WORK TO BE COMPLETED >> Show all lines holding the string "panel".

(Records from a data collection)

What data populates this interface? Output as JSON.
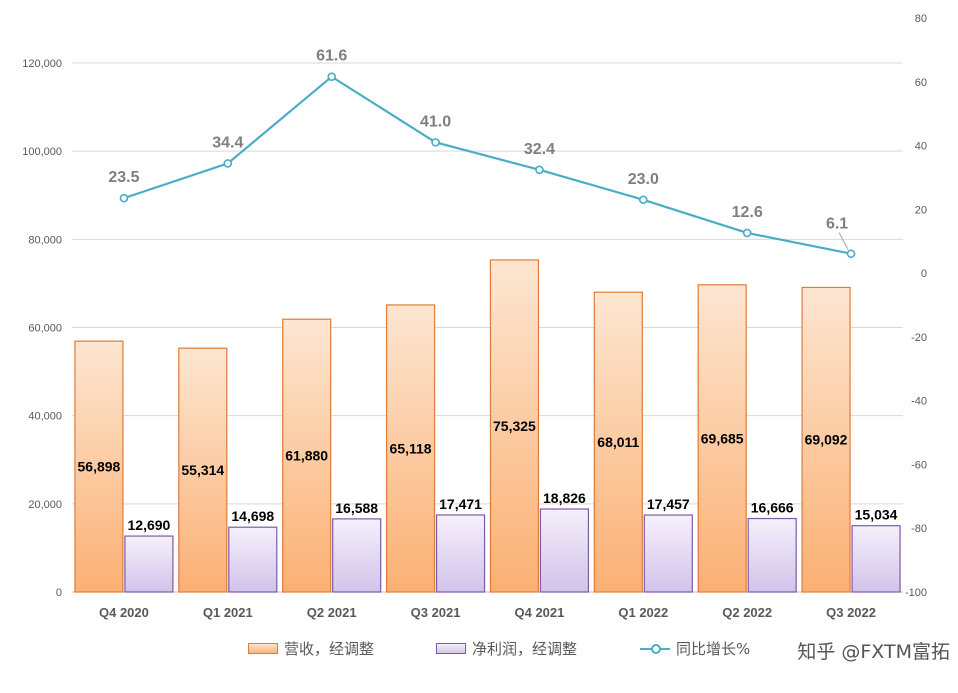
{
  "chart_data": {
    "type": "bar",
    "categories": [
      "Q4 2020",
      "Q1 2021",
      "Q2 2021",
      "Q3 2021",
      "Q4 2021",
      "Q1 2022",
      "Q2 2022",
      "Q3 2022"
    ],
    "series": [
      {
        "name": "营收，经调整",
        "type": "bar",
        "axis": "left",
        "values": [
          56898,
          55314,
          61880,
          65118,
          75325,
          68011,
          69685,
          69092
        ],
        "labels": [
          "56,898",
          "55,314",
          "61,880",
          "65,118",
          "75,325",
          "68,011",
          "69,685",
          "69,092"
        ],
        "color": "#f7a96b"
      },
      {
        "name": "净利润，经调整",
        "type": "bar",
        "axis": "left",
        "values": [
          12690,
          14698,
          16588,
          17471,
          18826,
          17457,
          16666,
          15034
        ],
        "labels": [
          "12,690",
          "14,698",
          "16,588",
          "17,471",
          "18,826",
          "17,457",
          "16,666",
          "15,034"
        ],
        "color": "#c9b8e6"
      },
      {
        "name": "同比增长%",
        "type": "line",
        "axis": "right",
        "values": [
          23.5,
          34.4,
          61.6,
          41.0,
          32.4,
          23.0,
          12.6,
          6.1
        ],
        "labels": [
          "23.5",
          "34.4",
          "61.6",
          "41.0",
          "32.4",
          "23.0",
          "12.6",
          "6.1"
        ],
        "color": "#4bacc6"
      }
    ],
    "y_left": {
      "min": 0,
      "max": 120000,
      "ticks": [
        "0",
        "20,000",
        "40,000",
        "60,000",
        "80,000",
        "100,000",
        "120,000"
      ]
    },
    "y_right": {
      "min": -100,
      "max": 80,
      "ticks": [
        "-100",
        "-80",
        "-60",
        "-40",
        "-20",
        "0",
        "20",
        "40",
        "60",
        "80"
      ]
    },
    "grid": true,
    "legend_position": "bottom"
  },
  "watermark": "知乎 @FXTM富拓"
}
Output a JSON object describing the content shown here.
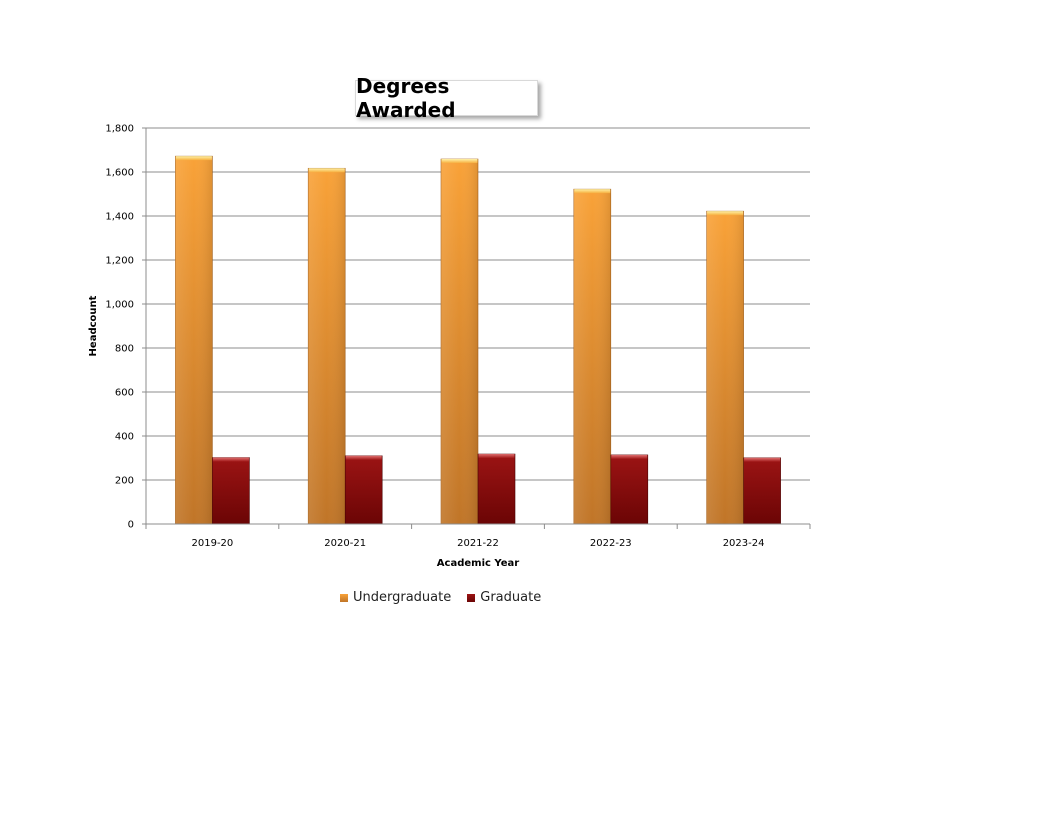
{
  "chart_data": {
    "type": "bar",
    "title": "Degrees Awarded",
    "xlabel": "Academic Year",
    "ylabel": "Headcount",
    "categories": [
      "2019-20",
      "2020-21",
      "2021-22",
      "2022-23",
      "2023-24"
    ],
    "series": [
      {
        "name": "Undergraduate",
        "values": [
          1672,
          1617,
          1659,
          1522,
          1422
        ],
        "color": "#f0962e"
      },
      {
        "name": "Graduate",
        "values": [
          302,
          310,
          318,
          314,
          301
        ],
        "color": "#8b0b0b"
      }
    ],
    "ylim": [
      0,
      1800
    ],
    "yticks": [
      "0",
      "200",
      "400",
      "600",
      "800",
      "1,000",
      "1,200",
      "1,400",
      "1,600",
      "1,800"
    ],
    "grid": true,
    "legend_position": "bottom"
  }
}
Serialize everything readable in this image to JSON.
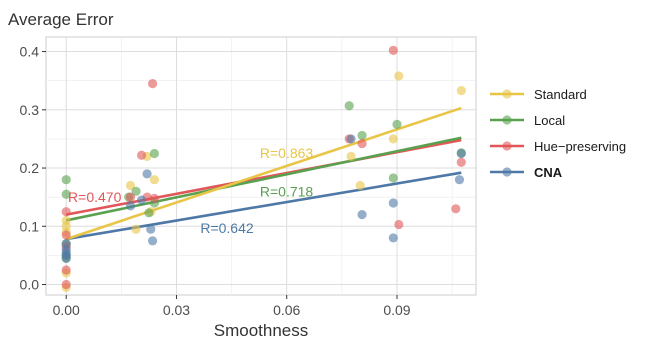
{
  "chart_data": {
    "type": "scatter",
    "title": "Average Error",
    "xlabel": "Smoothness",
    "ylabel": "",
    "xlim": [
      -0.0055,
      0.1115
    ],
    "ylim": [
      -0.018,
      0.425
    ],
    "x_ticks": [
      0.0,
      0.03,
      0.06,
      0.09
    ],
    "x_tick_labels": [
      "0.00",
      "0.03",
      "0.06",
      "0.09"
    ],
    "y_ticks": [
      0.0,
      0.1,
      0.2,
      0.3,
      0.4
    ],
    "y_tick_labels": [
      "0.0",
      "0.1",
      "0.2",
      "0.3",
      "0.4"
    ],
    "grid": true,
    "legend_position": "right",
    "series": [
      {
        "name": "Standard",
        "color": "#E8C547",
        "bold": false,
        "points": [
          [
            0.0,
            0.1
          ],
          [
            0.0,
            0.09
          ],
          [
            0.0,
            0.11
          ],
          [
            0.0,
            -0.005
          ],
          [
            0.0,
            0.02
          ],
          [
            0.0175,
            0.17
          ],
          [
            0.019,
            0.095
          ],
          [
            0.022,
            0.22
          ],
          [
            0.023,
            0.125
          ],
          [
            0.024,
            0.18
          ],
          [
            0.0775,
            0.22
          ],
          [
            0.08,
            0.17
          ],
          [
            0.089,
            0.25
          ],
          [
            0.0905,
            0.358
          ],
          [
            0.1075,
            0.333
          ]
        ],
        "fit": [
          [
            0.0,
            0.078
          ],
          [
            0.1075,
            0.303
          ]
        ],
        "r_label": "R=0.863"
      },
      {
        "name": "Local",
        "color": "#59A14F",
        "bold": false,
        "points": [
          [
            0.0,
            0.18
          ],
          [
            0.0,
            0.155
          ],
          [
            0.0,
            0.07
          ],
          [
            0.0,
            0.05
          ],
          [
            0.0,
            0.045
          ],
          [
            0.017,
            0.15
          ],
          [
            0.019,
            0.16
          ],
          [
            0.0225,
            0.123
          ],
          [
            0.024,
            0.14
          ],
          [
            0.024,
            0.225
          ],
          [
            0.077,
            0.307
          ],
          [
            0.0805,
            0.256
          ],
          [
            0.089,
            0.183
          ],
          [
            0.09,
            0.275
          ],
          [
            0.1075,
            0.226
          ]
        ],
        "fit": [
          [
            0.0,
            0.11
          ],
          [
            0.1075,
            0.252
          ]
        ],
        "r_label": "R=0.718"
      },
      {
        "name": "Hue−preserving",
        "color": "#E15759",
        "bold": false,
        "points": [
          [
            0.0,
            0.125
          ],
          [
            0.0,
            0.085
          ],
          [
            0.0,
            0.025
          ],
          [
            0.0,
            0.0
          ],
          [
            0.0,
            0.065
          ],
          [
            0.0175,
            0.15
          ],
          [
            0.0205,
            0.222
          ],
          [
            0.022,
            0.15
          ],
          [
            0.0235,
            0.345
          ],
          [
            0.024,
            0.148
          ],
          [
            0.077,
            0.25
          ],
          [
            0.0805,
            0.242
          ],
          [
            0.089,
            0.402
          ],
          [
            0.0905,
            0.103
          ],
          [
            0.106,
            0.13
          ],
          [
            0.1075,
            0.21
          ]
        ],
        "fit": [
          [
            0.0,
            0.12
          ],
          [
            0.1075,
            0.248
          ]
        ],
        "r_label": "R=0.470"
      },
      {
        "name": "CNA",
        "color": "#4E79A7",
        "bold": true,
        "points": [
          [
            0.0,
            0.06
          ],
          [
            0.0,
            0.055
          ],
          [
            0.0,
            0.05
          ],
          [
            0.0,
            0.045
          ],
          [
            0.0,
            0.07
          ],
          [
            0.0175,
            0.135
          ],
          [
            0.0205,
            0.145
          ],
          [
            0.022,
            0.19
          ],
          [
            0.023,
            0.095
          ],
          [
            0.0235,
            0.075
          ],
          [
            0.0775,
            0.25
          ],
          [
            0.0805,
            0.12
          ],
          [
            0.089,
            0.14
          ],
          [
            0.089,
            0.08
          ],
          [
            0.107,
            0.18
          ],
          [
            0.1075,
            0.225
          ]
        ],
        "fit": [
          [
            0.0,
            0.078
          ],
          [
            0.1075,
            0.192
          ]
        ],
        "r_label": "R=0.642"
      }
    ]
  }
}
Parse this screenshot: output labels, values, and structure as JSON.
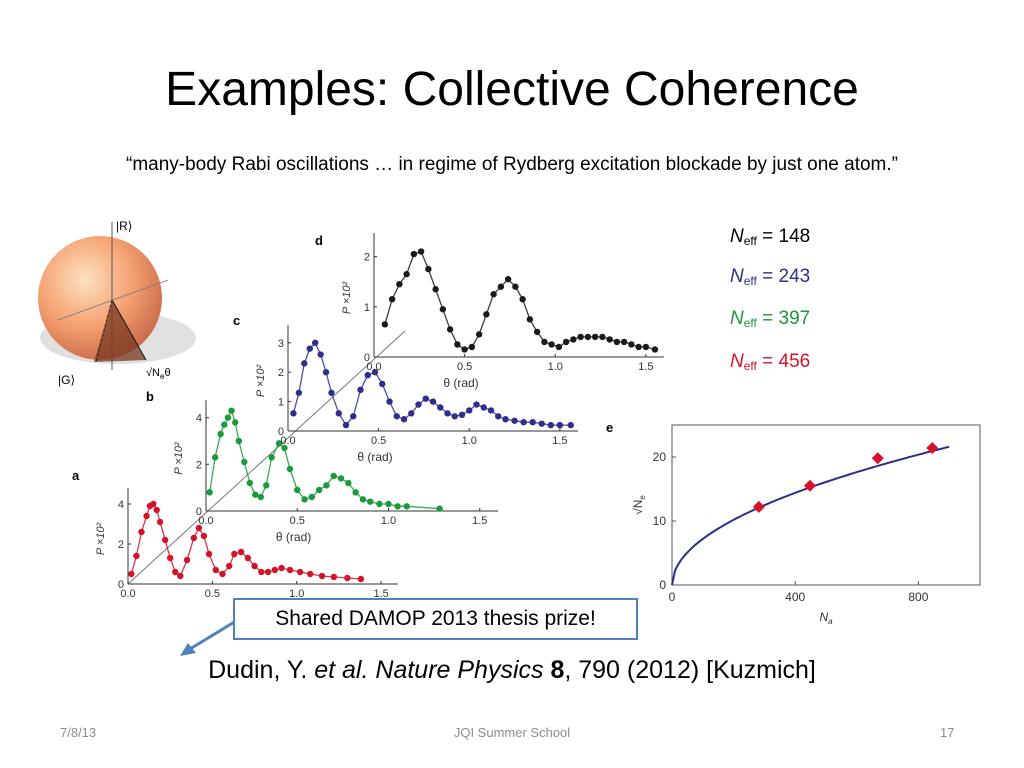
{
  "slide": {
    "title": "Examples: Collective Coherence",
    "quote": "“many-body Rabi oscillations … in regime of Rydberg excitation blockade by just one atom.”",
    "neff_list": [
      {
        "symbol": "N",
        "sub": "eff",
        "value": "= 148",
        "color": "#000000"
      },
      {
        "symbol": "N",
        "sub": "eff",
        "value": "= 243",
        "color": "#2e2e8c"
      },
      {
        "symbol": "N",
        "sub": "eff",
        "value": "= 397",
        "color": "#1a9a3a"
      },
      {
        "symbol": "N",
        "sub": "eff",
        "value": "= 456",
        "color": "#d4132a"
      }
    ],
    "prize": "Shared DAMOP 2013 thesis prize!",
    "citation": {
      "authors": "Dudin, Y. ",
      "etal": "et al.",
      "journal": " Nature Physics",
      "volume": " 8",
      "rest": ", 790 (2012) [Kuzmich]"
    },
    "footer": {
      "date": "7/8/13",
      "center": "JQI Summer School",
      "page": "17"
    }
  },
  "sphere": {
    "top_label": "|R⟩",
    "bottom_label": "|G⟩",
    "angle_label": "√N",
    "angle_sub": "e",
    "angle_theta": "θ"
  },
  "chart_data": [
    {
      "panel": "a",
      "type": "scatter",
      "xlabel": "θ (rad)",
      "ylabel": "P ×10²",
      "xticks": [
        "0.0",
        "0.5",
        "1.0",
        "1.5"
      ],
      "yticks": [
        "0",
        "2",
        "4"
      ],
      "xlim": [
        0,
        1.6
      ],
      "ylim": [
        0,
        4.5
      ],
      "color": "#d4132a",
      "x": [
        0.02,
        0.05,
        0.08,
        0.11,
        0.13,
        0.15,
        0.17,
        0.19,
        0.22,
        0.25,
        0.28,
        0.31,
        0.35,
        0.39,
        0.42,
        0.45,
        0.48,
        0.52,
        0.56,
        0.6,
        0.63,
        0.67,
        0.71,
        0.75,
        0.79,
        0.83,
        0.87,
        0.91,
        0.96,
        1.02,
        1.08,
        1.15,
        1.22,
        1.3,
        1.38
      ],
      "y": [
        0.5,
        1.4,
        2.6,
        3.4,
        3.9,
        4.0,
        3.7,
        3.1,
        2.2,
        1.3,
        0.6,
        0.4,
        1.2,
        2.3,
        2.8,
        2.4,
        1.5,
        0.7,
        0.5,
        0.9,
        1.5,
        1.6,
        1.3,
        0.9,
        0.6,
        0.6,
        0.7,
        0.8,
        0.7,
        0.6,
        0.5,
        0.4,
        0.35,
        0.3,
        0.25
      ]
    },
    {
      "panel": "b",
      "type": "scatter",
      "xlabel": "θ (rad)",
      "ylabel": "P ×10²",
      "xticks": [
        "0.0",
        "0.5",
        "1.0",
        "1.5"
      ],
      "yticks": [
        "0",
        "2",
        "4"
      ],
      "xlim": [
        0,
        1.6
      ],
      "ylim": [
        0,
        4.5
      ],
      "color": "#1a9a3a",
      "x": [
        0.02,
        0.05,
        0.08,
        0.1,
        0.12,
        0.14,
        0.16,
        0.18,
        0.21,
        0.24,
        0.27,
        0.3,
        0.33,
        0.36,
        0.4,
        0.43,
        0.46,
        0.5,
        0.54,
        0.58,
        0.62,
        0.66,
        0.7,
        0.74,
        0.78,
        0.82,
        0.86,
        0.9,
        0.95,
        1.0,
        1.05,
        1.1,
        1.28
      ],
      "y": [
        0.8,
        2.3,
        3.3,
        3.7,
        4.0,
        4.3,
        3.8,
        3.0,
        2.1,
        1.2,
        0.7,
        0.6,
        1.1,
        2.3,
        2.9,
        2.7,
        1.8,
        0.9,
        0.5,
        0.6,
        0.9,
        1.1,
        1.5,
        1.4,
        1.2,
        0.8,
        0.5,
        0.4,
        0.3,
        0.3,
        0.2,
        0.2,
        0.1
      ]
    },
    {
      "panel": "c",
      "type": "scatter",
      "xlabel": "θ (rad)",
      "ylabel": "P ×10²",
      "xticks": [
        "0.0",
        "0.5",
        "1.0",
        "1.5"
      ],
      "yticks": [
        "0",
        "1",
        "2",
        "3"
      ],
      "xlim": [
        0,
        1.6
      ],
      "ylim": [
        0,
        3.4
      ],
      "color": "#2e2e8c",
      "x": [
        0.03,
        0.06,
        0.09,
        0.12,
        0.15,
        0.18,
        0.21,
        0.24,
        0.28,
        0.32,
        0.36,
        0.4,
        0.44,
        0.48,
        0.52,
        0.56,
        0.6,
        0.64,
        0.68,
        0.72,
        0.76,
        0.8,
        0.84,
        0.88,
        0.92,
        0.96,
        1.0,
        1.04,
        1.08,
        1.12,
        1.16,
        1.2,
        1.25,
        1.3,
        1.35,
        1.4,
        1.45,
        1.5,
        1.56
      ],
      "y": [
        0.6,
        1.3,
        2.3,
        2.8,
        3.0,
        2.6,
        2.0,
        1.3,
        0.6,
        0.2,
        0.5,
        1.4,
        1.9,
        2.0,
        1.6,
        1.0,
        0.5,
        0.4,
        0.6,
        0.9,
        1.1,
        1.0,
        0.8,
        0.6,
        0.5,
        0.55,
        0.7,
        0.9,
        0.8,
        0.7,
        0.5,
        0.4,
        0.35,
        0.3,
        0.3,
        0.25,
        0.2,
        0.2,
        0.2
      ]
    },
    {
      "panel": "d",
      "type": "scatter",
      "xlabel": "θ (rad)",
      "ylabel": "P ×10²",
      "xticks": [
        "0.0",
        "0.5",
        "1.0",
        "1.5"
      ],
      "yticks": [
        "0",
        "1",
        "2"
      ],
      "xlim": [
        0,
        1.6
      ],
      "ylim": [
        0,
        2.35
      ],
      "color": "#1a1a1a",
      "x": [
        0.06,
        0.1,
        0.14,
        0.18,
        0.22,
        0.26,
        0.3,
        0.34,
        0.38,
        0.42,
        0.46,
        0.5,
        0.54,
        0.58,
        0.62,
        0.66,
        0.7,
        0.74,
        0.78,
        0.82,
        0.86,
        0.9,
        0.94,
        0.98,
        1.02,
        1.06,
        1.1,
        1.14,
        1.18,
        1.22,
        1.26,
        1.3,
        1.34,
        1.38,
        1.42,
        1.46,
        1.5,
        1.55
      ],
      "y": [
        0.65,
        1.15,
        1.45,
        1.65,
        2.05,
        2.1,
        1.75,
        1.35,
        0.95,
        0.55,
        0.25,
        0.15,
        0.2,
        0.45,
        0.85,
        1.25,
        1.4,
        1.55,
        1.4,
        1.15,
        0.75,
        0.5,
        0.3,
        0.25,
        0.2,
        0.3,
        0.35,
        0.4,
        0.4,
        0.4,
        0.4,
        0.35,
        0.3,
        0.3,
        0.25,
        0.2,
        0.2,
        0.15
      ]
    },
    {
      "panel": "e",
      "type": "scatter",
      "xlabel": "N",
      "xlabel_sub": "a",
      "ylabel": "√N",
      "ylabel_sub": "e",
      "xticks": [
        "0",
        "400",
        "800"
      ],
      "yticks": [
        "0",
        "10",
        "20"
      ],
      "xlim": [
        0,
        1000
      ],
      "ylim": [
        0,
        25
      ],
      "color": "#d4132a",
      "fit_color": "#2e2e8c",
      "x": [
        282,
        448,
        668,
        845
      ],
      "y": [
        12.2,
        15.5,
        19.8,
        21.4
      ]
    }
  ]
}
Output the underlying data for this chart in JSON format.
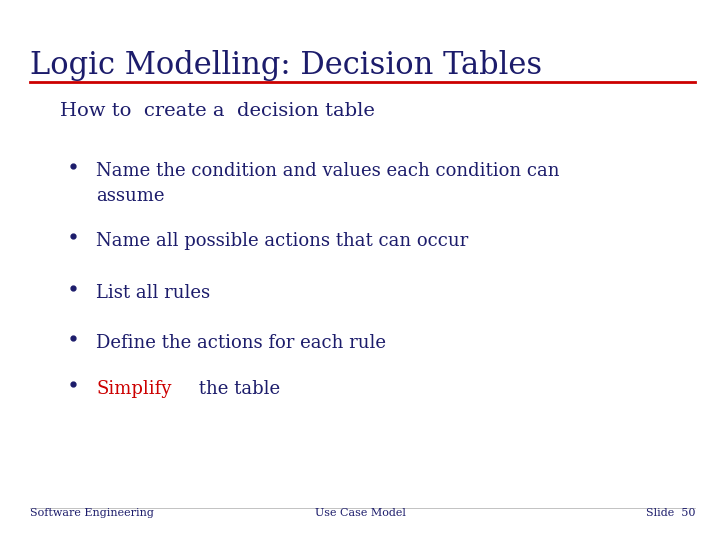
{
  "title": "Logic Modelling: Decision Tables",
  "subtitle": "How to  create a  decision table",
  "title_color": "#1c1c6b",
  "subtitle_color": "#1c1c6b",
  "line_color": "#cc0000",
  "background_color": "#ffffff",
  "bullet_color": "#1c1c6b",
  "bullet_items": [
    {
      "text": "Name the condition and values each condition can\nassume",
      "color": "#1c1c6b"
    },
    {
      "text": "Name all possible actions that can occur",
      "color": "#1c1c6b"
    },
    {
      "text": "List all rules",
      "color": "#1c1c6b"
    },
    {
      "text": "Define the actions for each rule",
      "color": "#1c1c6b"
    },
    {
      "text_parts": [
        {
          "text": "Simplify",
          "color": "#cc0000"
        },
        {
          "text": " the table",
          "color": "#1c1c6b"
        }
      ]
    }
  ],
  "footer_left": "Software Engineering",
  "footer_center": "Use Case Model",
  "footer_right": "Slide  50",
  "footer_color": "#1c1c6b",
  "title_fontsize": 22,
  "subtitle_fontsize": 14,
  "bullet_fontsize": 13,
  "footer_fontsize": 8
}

RESULT FOR THIS TASK >>
      "panel": "a",
      "panel": "b",
      "panel": "c",
      "panel": "d",
      "panel": "e",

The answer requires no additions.